GIVEN EXERCISE = Which lines in the records below contain the word "comme"? Copy each one out.
>> Start
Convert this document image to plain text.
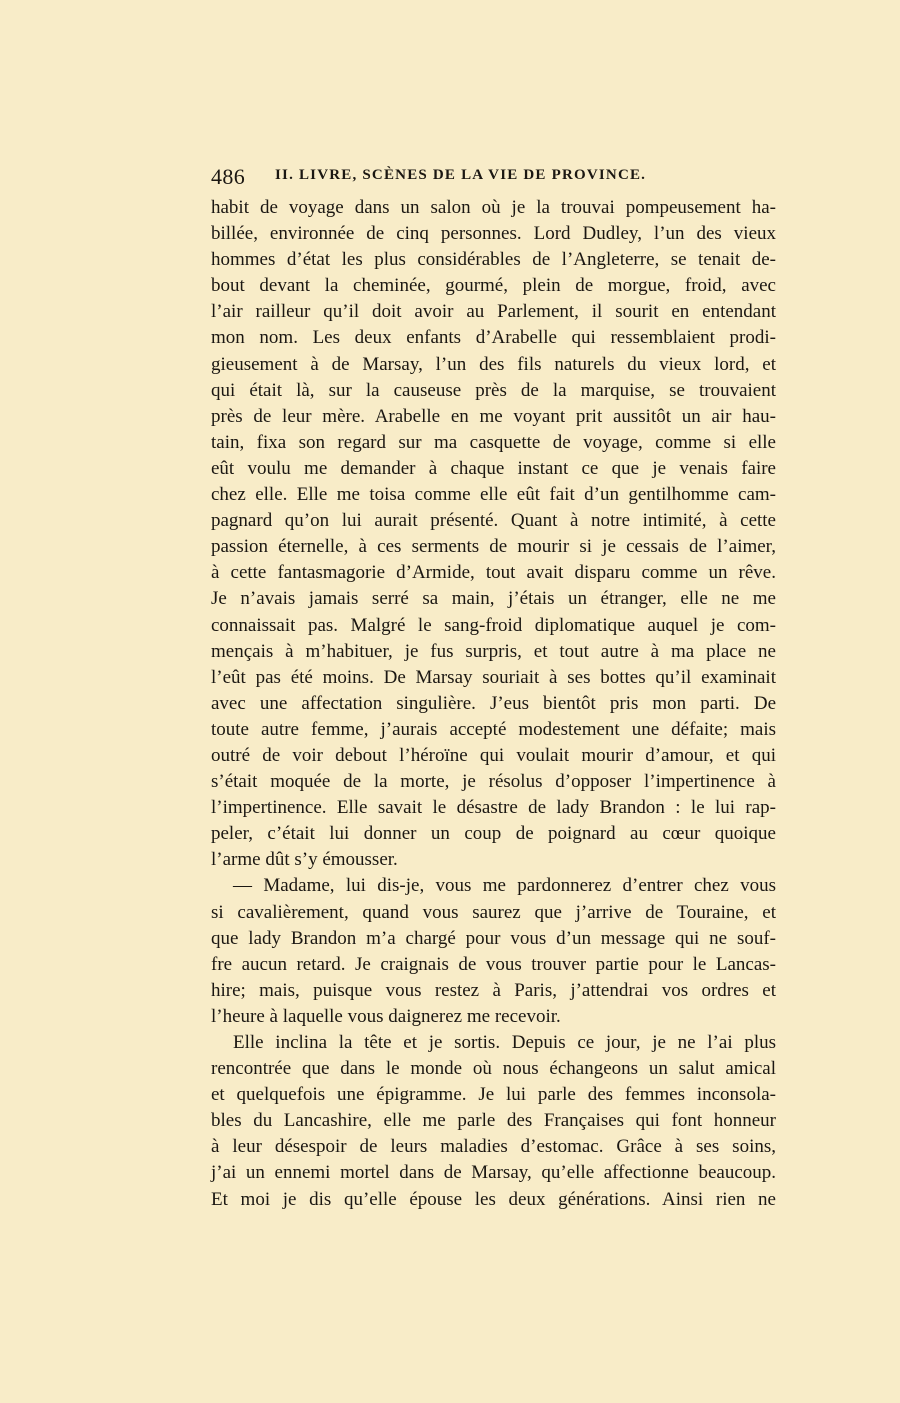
486 II. LIVRE, SCÈNES DE LA VIE DE PROVINCE.
habit de voyage dans un salon où je la trouvai pompeusement ha-
billée, environnée de cinq personnes. Lord Dudley, l’un des vieux
hommes d’état les plus considérables de l’Angleterre, se tenait de-
bout devant la cheminée, gourmé, plein de morgue, froid, avec
l’air railleur qu’il doit avoir au Parlement, il sourit en entendant
mon nom. Les deux enfants d’Arabelle qui ressemblaient prodi-
gieusement à de Marsay, l’un des fils naturels du vieux lord, et
qui était là, sur la causeuse près de la marquise, se trouvaient
près de leur mère. Arabelle en me voyant prit aussitôt un air hau-
tain, fixa son regard sur ma casquette de voyage, comme si elle
eût voulu me demander à chaque instant ce que je venais faire
chez elle. Elle me toisa comme elle eût fait d’un gentilhomme cam-
pagnard qu’on lui aurait présenté. Quant à notre intimité, à cette
passion éternelle, à ces serments de mourir si je cessais de l’aimer,
à cette fantasmagorie d’Armide, tout avait disparu comme un rêve.
Je n’avais jamais serré sa main, j’étais un étranger, elle ne me
connaissait pas. Malgré le sang-froid diplomatique auquel je com-
mençais à m’habituer, je fus surpris, et tout autre à ma place ne
l’eût pas été moins. De Marsay souriait à ses bottes qu’il examinait
avec une affectation singulière. J’eus bientôt pris mon parti. De
toute autre femme, j’aurais accepté modestement une défaite; mais
outré de voir debout l’héroïne qui voulait mourir d’amour, et qui
s’était moquée de la morte, je résolus d’opposer l’impertinence à
l’impertinence. Elle savait le désastre de lady Brandon : le lui rap-
peler, c’était lui donner un coup de poignard au cœur quoique
l’arme dût s’y émousser.
— Madame, lui dis-je, vous me pardonnerez d’entrer chez vous
si cavalièrement, quand vous saurez que j’arrive de Touraine, et
que lady Brandon m’a chargé pour vous d’un message qui ne souf-
fre aucun retard. Je craignais de vous trouver partie pour le Lancas-
hire; mais, puisque vous restez à Paris, j’attendrai vos ordres et
l’heure à laquelle vous daignerez me recevoir.
Elle inclina la tête et je sortis. Depuis ce jour, je ne l’ai plus
rencontrée que dans le monde où nous échangeons un salut amical
et quelquefois une épigramme. Je lui parle des femmes inconsola-
bles du Lancashire, elle me parle des Françaises qui font honneur
à leur désespoir de leurs maladies d’estomac. Grâce à ses soins,
j’ai un ennemi mortel dans de Marsay, qu’elle affectionne beaucoup.
Et moi je dis qu’elle épouse les deux générations. Ainsi rien ne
>> End
RESULT =
tain, fixa son regard sur ma casquette de voyage, comme si elle
chez elle. Elle me toisa comme elle eût fait d’un gentilhomme cam-
à cette fantasmagorie d’Armide, tout avait disparu comme un rêve.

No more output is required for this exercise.